| TASK GOAL |
Look through the data below and report how many lines include "Tage". Only the number should be given.

| RECORDS FOR THIS EXERCISE |
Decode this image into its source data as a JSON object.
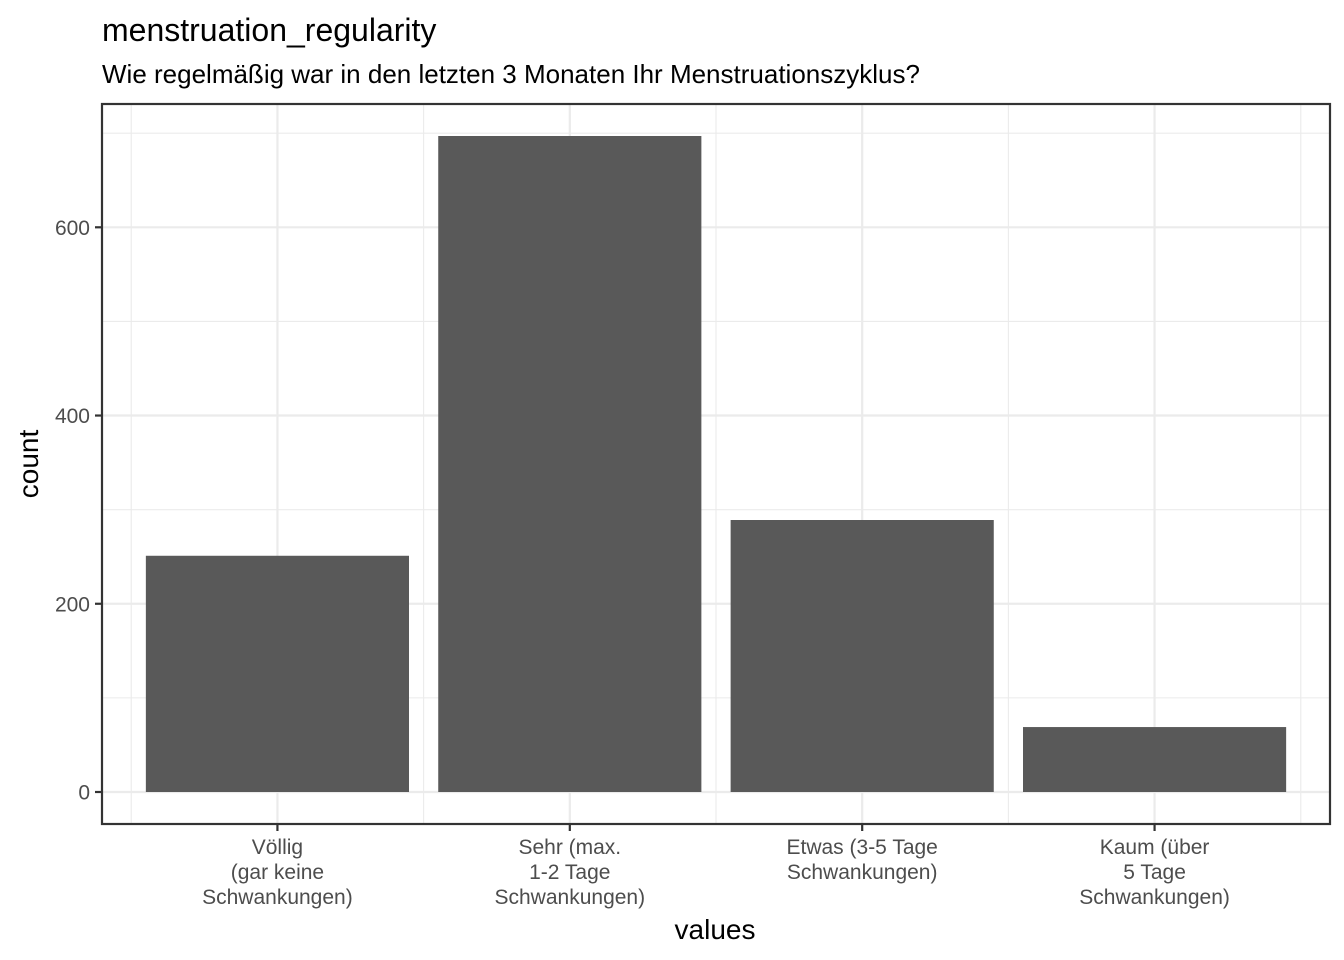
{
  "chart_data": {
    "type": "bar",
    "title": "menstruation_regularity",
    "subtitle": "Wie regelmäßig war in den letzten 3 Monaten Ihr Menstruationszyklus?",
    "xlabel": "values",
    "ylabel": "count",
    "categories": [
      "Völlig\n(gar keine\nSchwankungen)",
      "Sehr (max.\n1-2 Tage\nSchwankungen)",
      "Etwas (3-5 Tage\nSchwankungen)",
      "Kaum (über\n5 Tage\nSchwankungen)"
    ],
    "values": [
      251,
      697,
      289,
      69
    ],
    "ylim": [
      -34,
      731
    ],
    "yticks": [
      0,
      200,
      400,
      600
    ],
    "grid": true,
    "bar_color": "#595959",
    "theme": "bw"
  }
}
* * *
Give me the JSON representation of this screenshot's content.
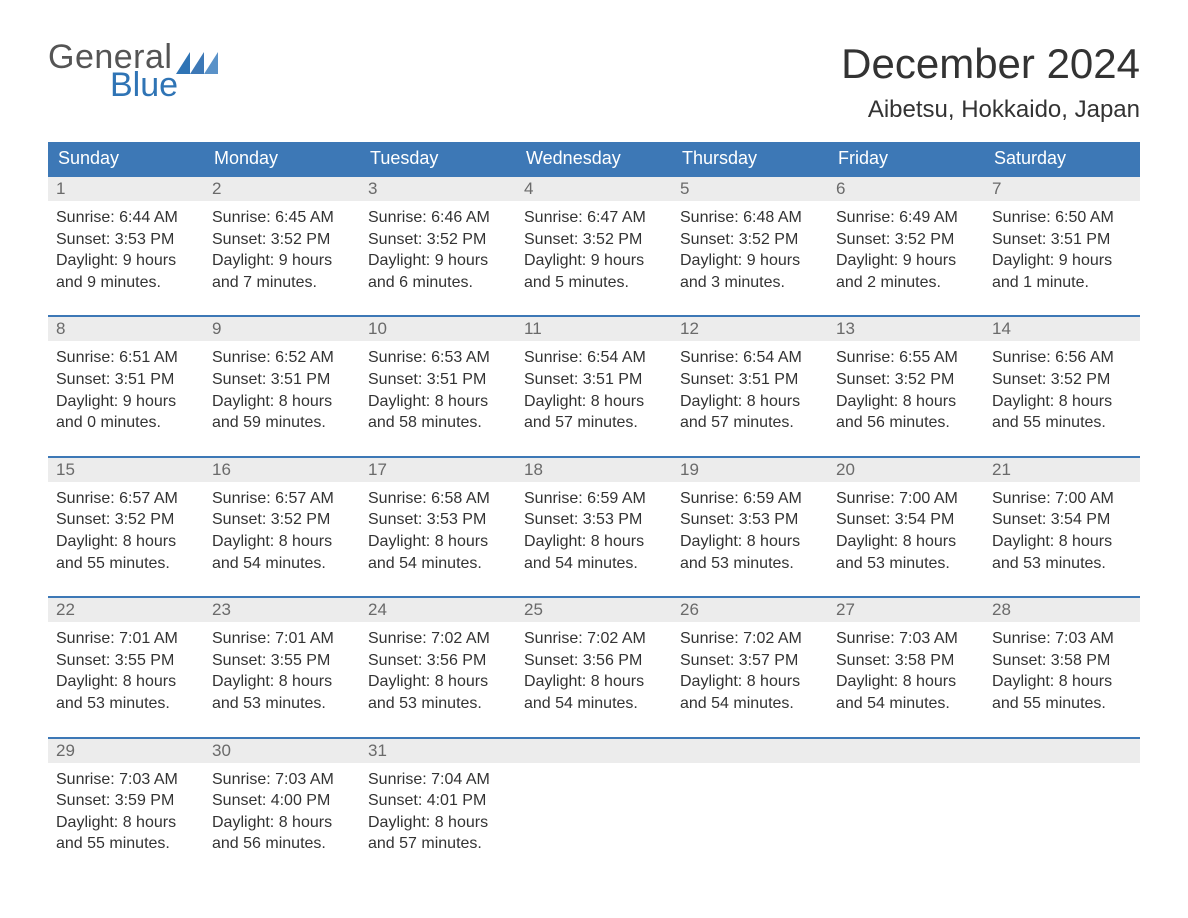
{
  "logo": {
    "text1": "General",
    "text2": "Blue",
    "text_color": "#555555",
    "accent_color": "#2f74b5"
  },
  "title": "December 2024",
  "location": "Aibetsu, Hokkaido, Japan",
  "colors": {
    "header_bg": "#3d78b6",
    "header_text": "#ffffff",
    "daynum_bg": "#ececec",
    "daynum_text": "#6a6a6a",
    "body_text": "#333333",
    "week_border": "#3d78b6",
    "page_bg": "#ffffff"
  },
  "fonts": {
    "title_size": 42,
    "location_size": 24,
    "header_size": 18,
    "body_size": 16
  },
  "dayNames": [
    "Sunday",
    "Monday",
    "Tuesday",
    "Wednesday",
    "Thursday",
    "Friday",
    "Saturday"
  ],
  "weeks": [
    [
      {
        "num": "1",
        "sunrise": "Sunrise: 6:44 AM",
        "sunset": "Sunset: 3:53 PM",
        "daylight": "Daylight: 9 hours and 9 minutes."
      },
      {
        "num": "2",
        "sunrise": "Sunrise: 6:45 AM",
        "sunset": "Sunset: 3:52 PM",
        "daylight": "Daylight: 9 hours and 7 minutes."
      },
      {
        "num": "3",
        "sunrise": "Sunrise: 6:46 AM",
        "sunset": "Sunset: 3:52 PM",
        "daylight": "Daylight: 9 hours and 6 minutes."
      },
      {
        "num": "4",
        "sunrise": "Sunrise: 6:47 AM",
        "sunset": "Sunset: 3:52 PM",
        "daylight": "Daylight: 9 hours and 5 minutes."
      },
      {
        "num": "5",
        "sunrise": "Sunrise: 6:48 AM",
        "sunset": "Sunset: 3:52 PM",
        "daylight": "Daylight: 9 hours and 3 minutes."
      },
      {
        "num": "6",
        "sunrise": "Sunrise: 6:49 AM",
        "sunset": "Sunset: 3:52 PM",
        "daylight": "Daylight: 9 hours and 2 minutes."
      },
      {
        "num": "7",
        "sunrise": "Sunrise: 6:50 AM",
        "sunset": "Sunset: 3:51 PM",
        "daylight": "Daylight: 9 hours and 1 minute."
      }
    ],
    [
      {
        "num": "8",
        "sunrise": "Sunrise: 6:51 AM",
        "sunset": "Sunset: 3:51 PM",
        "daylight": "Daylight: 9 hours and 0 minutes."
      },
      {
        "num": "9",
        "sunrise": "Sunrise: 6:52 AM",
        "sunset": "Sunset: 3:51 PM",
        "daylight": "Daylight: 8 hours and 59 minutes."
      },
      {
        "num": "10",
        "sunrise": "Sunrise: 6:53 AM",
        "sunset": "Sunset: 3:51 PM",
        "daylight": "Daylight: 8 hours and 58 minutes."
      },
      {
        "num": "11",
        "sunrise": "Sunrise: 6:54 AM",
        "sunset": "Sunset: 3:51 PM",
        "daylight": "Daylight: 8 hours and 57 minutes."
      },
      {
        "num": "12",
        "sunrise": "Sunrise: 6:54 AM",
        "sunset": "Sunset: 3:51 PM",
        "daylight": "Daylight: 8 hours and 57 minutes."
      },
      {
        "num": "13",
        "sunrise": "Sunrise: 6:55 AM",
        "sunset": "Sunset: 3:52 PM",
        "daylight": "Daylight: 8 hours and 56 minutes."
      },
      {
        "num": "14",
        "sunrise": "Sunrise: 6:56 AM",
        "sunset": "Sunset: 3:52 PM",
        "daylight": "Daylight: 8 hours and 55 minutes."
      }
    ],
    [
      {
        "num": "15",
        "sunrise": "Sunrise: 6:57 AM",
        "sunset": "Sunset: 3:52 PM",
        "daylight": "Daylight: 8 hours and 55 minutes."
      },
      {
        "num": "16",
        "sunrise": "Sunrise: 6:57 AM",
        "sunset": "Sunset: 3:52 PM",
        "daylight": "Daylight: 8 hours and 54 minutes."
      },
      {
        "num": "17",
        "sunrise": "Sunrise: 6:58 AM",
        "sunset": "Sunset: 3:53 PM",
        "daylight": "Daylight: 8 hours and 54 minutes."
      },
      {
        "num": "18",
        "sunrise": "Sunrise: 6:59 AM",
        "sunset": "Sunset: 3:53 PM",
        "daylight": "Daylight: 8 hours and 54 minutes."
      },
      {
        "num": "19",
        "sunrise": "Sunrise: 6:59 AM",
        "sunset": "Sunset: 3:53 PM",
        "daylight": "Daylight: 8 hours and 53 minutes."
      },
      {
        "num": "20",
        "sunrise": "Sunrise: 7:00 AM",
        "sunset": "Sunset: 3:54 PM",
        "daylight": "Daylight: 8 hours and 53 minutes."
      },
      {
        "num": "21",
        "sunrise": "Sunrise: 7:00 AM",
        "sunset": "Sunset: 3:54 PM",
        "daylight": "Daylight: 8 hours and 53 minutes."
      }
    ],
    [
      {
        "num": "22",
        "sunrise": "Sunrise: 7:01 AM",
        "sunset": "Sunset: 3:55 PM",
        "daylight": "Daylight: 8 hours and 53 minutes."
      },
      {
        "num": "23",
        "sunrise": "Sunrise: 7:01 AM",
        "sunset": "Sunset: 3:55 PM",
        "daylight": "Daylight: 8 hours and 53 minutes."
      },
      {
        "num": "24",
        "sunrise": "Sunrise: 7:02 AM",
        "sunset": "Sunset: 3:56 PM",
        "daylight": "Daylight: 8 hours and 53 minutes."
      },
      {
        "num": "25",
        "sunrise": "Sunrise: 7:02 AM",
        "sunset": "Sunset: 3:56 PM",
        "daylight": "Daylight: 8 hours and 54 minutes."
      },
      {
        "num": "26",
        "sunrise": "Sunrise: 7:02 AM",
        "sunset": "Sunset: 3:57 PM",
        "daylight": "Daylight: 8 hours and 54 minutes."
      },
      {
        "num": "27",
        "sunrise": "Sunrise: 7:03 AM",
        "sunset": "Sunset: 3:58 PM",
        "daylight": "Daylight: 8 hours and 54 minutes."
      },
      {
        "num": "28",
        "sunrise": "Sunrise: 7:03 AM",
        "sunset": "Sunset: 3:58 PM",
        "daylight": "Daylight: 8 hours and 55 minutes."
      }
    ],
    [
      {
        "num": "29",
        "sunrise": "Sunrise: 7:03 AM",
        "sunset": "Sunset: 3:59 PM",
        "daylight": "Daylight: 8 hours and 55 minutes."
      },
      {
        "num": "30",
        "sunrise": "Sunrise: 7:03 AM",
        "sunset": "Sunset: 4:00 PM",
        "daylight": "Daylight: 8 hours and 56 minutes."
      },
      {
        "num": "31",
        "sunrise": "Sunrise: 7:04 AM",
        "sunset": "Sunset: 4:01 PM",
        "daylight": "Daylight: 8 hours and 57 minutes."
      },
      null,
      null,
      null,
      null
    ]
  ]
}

| ANSWER BELOW |
3